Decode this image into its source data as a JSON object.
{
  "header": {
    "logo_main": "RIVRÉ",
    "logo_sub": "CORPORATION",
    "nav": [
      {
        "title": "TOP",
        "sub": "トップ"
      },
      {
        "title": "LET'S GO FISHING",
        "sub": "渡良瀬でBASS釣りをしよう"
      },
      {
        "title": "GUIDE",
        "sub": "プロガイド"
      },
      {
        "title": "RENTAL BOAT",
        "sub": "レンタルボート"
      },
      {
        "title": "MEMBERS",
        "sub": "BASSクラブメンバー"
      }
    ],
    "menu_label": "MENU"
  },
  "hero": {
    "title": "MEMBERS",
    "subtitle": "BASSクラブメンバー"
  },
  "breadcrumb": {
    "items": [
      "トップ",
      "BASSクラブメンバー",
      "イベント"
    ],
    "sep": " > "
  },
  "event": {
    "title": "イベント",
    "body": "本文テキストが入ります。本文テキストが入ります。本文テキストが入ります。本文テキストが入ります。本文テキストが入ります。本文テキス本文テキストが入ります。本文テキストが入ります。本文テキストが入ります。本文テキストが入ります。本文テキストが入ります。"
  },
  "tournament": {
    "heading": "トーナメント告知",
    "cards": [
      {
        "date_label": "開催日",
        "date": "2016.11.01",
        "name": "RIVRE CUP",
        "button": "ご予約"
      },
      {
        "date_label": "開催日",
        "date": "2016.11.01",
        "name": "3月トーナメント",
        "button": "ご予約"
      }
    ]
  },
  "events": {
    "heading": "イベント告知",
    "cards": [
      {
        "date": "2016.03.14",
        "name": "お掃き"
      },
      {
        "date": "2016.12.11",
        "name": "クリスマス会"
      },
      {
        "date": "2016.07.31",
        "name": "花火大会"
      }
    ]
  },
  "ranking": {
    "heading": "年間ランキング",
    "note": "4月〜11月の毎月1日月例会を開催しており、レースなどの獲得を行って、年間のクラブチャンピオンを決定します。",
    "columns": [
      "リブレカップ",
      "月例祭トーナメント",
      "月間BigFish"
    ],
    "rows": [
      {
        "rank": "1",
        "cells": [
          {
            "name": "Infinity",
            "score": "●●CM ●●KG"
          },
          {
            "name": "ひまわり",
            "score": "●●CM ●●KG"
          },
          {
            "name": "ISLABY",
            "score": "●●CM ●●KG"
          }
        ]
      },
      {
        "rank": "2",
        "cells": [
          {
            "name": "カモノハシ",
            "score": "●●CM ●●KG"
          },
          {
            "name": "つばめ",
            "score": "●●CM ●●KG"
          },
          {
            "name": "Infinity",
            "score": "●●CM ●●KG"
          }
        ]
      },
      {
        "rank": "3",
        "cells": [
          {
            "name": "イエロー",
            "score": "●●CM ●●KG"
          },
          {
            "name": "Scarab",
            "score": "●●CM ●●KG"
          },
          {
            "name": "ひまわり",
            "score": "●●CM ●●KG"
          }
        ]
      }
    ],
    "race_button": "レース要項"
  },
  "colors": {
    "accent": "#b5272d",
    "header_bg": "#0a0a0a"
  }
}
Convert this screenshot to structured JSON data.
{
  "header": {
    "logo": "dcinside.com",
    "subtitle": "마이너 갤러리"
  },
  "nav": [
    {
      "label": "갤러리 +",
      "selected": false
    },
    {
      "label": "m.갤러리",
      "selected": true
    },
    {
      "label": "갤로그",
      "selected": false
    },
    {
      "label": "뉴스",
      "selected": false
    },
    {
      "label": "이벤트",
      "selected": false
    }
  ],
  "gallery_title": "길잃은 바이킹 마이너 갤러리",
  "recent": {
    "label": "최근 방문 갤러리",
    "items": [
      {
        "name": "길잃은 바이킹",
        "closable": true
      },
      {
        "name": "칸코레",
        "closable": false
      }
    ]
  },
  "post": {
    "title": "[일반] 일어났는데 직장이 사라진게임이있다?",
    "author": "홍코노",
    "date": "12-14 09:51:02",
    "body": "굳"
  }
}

- - - - -

Directions for this task: Return every line exactly.

Final answer:
Decode this image into its source data as a JSON object.
{
  "header": {
    "logo_main": "RIVRÉ",
    "logo_sub": "CORPORATION",
    "nav": [
      {
        "title": "TOP",
        "sub": "トップ"
      },
      {
        "title": "LET'S GO FISHING",
        "sub": "渡良瀬でBASS釣りをしよう"
      },
      {
        "title": "GUIDE",
        "sub": "プロガイド"
      },
      {
        "title": "RENTAL BOAT",
        "sub": "レンタルボート"
      },
      {
        "title": "MEMBERS",
        "sub": "BASSクラブメンバー"
      }
    ],
    "menu_label": "MENU"
  },
  "hero": {
    "title": "MEMBERS",
    "subtitle": "BASSクラブメンバー"
  },
  "breadcrumb": {
    "items": [
      "トップ",
      "BASSクラブメンバー",
      "イベント"
    ],
    "sep": " > "
  },
  "event": {
    "title": "イベント",
    "body": "本文テキストが入ります。本文テキストが入ります。本文テキストが入ります。本文テキストが入ります。本文テキストが入ります。本文テキス本文テキストが入ります。本文テキストが入ります。本文テキストが入ります。本文テキストが入ります。本文テキストが入ります。"
  },
  "tournament": {
    "heading": "トーナメント告知",
    "cards": [
      {
        "date_label": "開催日",
        "date": "2016.11.01",
        "name": "RIVRE CUP",
        "button": "ご予約"
      },
      {
        "date_label": "開催日",
        "date": "2016.11.01",
        "name": "3月トーナメント",
        "button": "ご予約"
      }
    ]
  },
  "events": {
    "heading": "イベント告知",
    "cards": [
      {
        "date": "2016.03.14",
        "name": "お掃き"
      },
      {
        "date": "2016.12.11",
        "name": "クリスマス会"
      },
      {
        "date": "2016.07.31",
        "name": "花火大会"
      }
    ]
  },
  "ranking": {
    "heading": "年間ランキング",
    "note": "4月〜11月の毎月1日月例会を開催しており、レースなどの獲得を行って、年間のクラブチャンピオンを決定します。",
    "columns": [
      "リブレカップ",
      "月例祭トーナメント",
      "月間BigFish"
    ],
    "rows": [
      {
        "rank": "1",
        "cells": [
          {
            "name": "Infinity",
            "score": "●●CM ●●KG"
          },
          {
            "name": "ひまわり",
            "score": "●●CM ●●KG"
          },
          {
            "name": "ISLABY",
            "score": "●●CM ●●KG"
          }
        ]
      },
      {
        "rank": "2",
        "cells": [
          {
            "name": "カモノハシ",
            "score": "●●CM ●●KG"
          },
          {
            "name": "つばめ",
            "score": "●●CM ●●KG"
          },
          {
            "name": "Infinity",
            "score": "●●CM ●●KG"
          }
        ]
      },
      {
        "rank": "3",
        "cells": [
          {
            "name": "イエロー",
            "score": "●●CM ●●KG"
          },
          {
            "name": "Scarab",
            "score": "●●CM ●●KG"
          },
          {
            "name": "ひまわり",
            "score": "●●CM ●●KG"
          }
        ]
      }
    ],
    "race_button": "レース要項"
  },
  "colors": {
    "accent": "#b5272d",
    "header_bg": "#0a0a0a"
  }
}
Convert this screenshot to structured JSON data.
{
  "header": {
    "logo": "dcinside.com",
    "subtitle": "마이너 갤러리"
  },
  "nav": [
    {
      "label": "갤러리 +",
      "selected": false
    },
    {
      "label": "m.갤러리",
      "selected": true
    },
    {
      "label": "갤로그",
      "selected": false
    },
    {
      "label": "뉴스",
      "selected": false
    },
    {
      "label": "이벤트",
      "selected": false
    }
  ],
  "gallery_title": "길잃은 바이킹 마이너 갤러리",
  "recent": {
    "label": "최근 방문 갤러리",
    "items": [
      {
        "name": "길잃은 바이킹",
        "closable": true
      },
      {
        "name": "칸코레",
        "closable": false
      }
    ]
  },
  "post": {
    "title": "[일반] 일어났는데 직장이 사라진게임이있다?",
    "author": "홍코노",
    "date": "12-14 09:51:02",
    "body": "굳"
  }
}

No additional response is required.